[Saved data entries]
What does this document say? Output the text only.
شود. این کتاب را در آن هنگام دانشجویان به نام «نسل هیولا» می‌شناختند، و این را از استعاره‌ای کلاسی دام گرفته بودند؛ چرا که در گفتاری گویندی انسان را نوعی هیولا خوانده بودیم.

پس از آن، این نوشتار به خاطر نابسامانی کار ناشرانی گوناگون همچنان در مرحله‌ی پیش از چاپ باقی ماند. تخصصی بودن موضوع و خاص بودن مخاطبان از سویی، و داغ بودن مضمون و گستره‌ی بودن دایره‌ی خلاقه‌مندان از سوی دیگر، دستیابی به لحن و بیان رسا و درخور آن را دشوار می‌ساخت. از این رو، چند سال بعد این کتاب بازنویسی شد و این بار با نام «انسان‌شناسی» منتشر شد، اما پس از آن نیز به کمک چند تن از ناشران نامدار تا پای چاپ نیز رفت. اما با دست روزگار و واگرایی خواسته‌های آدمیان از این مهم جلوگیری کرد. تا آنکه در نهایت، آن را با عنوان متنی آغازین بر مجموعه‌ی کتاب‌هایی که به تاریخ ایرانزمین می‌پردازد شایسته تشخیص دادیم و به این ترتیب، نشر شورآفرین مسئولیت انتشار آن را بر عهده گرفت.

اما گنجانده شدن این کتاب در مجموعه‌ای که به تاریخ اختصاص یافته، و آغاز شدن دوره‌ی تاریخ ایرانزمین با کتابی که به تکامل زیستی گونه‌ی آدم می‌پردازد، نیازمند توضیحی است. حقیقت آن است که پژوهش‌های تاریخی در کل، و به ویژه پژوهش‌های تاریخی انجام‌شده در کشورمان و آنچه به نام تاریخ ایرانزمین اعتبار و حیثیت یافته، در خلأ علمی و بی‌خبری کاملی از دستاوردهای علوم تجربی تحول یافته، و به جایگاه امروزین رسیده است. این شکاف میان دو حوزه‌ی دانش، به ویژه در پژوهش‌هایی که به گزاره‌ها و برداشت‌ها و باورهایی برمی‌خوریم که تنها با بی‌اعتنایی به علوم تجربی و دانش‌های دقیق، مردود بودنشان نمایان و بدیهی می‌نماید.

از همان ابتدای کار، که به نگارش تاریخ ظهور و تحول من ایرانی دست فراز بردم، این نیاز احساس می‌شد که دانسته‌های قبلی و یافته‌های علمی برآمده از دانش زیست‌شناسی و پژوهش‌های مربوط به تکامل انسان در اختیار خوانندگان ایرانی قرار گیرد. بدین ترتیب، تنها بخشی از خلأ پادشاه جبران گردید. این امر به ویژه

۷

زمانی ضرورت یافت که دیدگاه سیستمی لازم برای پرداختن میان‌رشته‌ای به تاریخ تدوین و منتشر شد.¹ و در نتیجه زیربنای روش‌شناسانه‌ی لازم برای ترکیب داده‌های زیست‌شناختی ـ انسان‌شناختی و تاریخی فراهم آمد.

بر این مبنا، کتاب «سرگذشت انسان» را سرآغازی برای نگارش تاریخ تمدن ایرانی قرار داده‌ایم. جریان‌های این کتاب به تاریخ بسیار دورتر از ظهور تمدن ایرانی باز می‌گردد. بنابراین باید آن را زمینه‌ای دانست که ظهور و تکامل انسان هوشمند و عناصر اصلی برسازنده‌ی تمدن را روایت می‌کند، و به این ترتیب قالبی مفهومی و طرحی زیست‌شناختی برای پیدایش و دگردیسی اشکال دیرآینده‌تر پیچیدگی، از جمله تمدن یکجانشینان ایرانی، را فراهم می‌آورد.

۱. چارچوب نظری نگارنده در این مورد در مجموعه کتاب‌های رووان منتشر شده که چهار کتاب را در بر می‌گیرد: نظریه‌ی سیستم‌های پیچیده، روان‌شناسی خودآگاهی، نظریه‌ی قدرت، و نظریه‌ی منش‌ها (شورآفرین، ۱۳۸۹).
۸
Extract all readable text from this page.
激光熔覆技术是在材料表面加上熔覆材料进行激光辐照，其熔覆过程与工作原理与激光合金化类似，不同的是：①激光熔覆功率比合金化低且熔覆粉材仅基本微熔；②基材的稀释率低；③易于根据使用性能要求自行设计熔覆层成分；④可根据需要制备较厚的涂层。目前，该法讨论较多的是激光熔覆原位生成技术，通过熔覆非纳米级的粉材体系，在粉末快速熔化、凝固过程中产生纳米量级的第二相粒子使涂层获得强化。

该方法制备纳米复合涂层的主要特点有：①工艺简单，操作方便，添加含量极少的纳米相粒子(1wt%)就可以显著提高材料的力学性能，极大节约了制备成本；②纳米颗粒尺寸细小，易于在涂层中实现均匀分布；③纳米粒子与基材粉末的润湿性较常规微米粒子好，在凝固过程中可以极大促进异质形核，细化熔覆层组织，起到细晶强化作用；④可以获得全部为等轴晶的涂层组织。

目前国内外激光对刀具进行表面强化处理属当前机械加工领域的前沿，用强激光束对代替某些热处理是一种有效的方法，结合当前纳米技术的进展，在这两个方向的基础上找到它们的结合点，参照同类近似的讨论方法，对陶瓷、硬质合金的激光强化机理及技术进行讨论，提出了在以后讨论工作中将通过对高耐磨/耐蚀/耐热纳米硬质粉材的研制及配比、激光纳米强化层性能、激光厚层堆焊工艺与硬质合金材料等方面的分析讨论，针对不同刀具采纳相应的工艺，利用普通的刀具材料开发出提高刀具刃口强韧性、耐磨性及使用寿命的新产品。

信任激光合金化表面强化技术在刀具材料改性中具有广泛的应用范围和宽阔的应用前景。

**WORK TO DO:** Copy exactly the lines of the listing above, beginning at the line with "Extract all readable text from this page." and ending at its final line; write out nothing else.

**THE REPLY:**
Extract all readable text from this page.
激光熔覆技术是在材料表面加上熔覆材料进行激光辐照，其熔覆过程与工作原理与激光合金化类似，不同的是：①激光熔覆功率比合金化低且熔覆粉材仅基本微熔；②基材的稀释率低；③易于根据使用性能要求自行设计熔覆层成分；④可根据需要制备较厚的涂层。目前，该法讨论较多的是激光熔覆原位生成技术，通过熔覆非纳米级的粉材体系，在粉末快速熔化、凝固过程中产生纳米量级的第二相粒子使涂层获得强化。

该方法制备纳米复合涂层的主要特点有：①工艺简单，操作方便，添加含量极少的纳米相粒子(1wt%)就可以显著提高材料的力学性能，极大节约了制备成本；②纳米颗粒尺寸细小，易于在涂层中实现均匀分布；③纳米粒子与基材粉末的润湿性较常规微米粒子好，在凝固过程中可以极大促进异质形核，细化熔覆层组织，起到细晶强化作用；④可以获得全部为等轴晶的涂层组织。

目前国内外激光对刀具进行表面强化处理属当前机械加工领域的前沿，用强激光束对代替某些热处理是一种有效的方法，结合当前纳米技术的进展，在这两个方向的基础上找到它们的结合点，参照同类近似的讨论方法，对陶瓷、硬质合金的激光强化机理及技术进行讨论，提出了在以后讨论工作中将通过对高耐磨/耐蚀/耐热纳米硬质粉材的研制及配比、激光纳米强化层性能、激光厚层堆焊工艺与硬质合金材料等方面的分析讨论，针对不同刀具采纳相应的工艺，利用普通的刀具材料开发出提高刀具刃口强韧性、耐磨性及使用寿命的新产品。

信任激光合金化表面强化技术在刀具材料改性中具有广泛的应用范围和宽阔的应用前景。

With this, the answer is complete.